----- Source data -----
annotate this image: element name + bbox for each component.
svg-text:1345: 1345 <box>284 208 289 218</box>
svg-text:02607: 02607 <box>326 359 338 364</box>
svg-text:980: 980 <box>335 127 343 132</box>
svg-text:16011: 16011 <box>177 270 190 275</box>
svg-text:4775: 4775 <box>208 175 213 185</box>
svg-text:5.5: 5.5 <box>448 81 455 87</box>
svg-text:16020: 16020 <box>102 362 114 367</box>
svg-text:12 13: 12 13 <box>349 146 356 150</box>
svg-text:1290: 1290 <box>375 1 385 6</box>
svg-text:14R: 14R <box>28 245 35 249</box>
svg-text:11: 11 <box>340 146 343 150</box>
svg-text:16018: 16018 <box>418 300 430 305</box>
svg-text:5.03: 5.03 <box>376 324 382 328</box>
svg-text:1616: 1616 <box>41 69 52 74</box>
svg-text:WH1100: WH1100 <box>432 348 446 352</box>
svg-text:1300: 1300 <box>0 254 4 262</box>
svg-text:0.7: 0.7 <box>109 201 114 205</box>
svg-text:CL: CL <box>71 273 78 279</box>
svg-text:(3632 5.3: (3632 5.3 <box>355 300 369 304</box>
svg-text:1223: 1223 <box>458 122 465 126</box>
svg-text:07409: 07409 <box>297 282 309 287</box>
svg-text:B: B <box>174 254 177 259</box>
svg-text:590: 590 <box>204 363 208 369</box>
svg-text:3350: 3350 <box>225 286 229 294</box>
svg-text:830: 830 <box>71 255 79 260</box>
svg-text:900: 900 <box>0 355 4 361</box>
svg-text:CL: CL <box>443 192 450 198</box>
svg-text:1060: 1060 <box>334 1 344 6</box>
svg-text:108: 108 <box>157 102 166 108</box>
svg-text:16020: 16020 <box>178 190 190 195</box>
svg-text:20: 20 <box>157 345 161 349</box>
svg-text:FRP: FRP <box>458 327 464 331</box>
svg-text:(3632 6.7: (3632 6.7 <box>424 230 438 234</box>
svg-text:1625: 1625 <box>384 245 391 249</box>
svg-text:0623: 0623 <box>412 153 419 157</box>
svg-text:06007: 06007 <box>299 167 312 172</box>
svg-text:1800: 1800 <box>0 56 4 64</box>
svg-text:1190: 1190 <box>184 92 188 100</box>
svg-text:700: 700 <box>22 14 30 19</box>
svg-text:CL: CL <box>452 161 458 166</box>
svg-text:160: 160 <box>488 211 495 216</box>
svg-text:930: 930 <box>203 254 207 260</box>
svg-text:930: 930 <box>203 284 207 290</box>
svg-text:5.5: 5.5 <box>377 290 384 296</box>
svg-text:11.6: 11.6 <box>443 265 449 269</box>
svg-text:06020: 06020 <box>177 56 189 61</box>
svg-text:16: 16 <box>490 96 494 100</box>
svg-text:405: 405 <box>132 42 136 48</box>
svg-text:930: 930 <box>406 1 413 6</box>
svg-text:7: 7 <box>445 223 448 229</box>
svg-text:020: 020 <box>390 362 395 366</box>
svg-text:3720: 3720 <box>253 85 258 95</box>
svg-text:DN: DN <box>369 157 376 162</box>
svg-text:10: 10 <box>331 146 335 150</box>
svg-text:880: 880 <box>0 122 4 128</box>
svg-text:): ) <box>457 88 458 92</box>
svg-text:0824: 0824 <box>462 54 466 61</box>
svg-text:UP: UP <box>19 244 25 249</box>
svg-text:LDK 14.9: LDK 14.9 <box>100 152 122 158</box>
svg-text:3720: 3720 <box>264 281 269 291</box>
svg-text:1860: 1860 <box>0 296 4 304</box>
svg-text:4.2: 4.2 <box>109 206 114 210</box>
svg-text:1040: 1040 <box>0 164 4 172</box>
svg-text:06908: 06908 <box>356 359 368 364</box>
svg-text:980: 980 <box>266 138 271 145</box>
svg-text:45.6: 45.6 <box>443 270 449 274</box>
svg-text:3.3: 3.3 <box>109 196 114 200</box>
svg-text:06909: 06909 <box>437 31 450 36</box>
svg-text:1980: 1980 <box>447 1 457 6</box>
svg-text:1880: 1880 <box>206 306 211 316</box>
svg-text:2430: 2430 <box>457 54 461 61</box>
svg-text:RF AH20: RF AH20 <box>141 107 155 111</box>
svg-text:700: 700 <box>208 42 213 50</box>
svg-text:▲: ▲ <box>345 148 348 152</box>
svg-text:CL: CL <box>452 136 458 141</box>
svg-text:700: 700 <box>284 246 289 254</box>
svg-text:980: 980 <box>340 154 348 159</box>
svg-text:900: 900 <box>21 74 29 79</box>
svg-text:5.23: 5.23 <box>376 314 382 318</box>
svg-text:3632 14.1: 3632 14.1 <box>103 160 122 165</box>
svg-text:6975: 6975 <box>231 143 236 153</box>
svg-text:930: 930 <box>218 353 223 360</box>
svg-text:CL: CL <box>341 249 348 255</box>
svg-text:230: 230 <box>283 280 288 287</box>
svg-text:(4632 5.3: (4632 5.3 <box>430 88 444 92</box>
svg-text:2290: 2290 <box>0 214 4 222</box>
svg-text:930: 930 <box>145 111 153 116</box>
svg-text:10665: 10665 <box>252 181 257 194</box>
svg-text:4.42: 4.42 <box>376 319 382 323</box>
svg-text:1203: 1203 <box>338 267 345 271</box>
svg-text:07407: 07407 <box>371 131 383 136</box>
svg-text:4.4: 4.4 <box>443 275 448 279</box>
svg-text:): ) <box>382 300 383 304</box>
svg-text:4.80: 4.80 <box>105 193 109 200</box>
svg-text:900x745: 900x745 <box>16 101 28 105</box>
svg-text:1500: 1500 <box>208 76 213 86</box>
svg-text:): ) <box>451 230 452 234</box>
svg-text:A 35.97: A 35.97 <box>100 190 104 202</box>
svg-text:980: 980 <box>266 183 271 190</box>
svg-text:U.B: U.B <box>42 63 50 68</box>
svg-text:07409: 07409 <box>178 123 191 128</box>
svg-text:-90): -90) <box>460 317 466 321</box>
-----
> [Directions for this task]
Can you reproduce the whole listing above line for line, without changing a single character?

> [Output for this task]
annotate this image: element name + bbox for each component.
svg-text:1345: 1345 <box>284 208 289 218</box>
svg-text:02607: 02607 <box>326 359 338 364</box>
svg-text:980: 980 <box>335 127 343 132</box>
svg-text:16011: 16011 <box>177 270 190 275</box>
svg-text:4775: 4775 <box>208 175 213 185</box>
svg-text:5.5: 5.5 <box>448 81 455 87</box>
svg-text:16020: 16020 <box>102 362 114 367</box>
svg-text:12 13: 12 13 <box>349 146 356 150</box>
svg-text:1290: 1290 <box>375 1 385 6</box>
svg-text:14R: 14R <box>28 245 35 249</box>
svg-text:11: 11 <box>340 146 343 150</box>
svg-text:16018: 16018 <box>418 300 430 305</box>
svg-text:5.03: 5.03 <box>376 324 382 328</box>
svg-text:1616: 1616 <box>41 69 52 74</box>
svg-text:WH1100: WH1100 <box>432 348 446 352</box>
svg-text:1300: 1300 <box>0 254 4 262</box>
svg-text:0.7: 0.7 <box>109 201 114 205</box>
svg-text:CL: CL <box>71 273 78 279</box>
svg-text:(3632 5.3: (3632 5.3 <box>355 300 369 304</box>
svg-text:1223: 1223 <box>458 122 465 126</box>
svg-text:07409: 07409 <box>297 282 309 287</box>
svg-text:B: B <box>174 254 177 259</box>
svg-text:590: 590 <box>204 363 208 369</box>
svg-text:3350: 3350 <box>225 286 229 294</box>
svg-text:830: 830 <box>71 255 79 260</box>
svg-text:900: 900 <box>0 355 4 361</box>
svg-text:CL: CL <box>443 192 450 198</box>
svg-text:1060: 1060 <box>334 1 344 6</box>
svg-text:108: 108 <box>157 102 166 108</box>
svg-text:16020: 16020 <box>178 190 190 195</box>
svg-text:20: 20 <box>157 345 161 349</box>
svg-text:FRP: FRP <box>458 327 464 331</box>
svg-text:(3632 6.7: (3632 6.7 <box>424 230 438 234</box>
svg-text:1625: 1625 <box>384 245 391 249</box>
svg-text:0623: 0623 <box>412 153 419 157</box>
svg-text:06007: 06007 <box>299 167 312 172</box>
svg-text:1800: 1800 <box>0 56 4 64</box>
svg-text:1190: 1190 <box>184 92 188 100</box>
svg-text:700: 700 <box>22 14 30 19</box>
svg-text:CL: CL <box>452 161 458 166</box>
svg-text:160: 160 <box>488 211 495 216</box>
svg-text:930: 930 <box>203 254 207 260</box>
svg-text:930: 930 <box>203 284 207 290</box>
svg-text:5.5: 5.5 <box>377 290 384 296</box>
svg-text:11.6: 11.6 <box>443 265 449 269</box>
svg-text:06020: 06020 <box>177 56 189 61</box>
svg-text:16: 16 <box>490 96 494 100</box>
svg-text:405: 405 <box>132 42 136 48</box>
svg-text:930: 930 <box>406 1 413 6</box>
svg-text:7: 7 <box>445 223 448 229</box>
svg-text:020: 020 <box>390 362 395 366</box>
svg-text:3720: 3720 <box>253 85 258 95</box>
svg-text:DN: DN <box>369 157 376 162</box>
svg-text:10: 10 <box>331 146 335 150</box>
svg-text:880: 880 <box>0 122 4 128</box>
svg-text:): ) <box>457 88 458 92</box>
svg-text:0824: 0824 <box>462 54 466 61</box>
svg-text:UP: UP <box>19 244 25 249</box>
svg-text:LDK 14.9: LDK 14.9 <box>100 152 122 158</box>
svg-text:3720: 3720 <box>264 281 269 291</box>
svg-text:1860: 1860 <box>0 296 4 304</box>
svg-text:4.2: 4.2 <box>109 206 114 210</box>
svg-text:1040: 1040 <box>0 164 4 172</box>
svg-text:06908: 06908 <box>356 359 368 364</box>
svg-text:980: 980 <box>266 138 271 145</box>
svg-text:45.6: 45.6 <box>443 270 449 274</box>
svg-text:3.3: 3.3 <box>109 196 114 200</box>
svg-text:06909: 06909 <box>437 31 450 36</box>
svg-text:1980: 1980 <box>447 1 457 6</box>
svg-text:1880: 1880 <box>206 306 211 316</box>
svg-text:2430: 2430 <box>457 54 461 61</box>
svg-text:RF AH20: RF AH20 <box>141 107 155 111</box>
svg-text:700: 700 <box>208 42 213 50</box>
svg-text:▲: ▲ <box>345 148 348 152</box>
svg-text:CL: CL <box>452 136 458 141</box>
svg-text:700: 700 <box>284 246 289 254</box>
svg-text:980: 980 <box>340 154 348 159</box>
svg-text:900: 900 <box>21 74 29 79</box>
svg-text:5.23: 5.23 <box>376 314 382 318</box>
svg-text:3632 14.1: 3632 14.1 <box>103 160 122 165</box>
svg-text:6975: 6975 <box>231 143 236 153</box>
svg-text:930: 930 <box>218 353 223 360</box>
svg-text:CL: CL <box>341 249 348 255</box>
svg-text:230: 230 <box>283 280 288 287</box>
svg-text:(4632 5.3: (4632 5.3 <box>430 88 444 92</box>
svg-text:2290: 2290 <box>0 214 4 222</box>
svg-text:930: 930 <box>145 111 153 116</box>
svg-text:10665: 10665 <box>252 181 257 194</box>
svg-text:4.42: 4.42 <box>376 319 382 323</box>
svg-text:1203: 1203 <box>338 267 345 271</box>
svg-text:07407: 07407 <box>371 131 383 136</box>
svg-text:4.4: 4.4 <box>443 275 448 279</box>
svg-text:): ) <box>382 300 383 304</box>
svg-text:4.80: 4.80 <box>105 193 109 200</box>
svg-text:900x745: 900x745 <box>16 101 28 105</box>
svg-text:1500: 1500 <box>208 76 213 86</box>
svg-text:): ) <box>451 230 452 234</box>
svg-text:A 35.97: A 35.97 <box>100 190 104 202</box>
svg-text:980: 980 <box>266 183 271 190</box>
svg-text:U.B: U.B <box>42 63 50 68</box>
svg-text:07409: 07409 <box>178 123 191 128</box>
svg-text:-90): -90) <box>460 317 466 321</box>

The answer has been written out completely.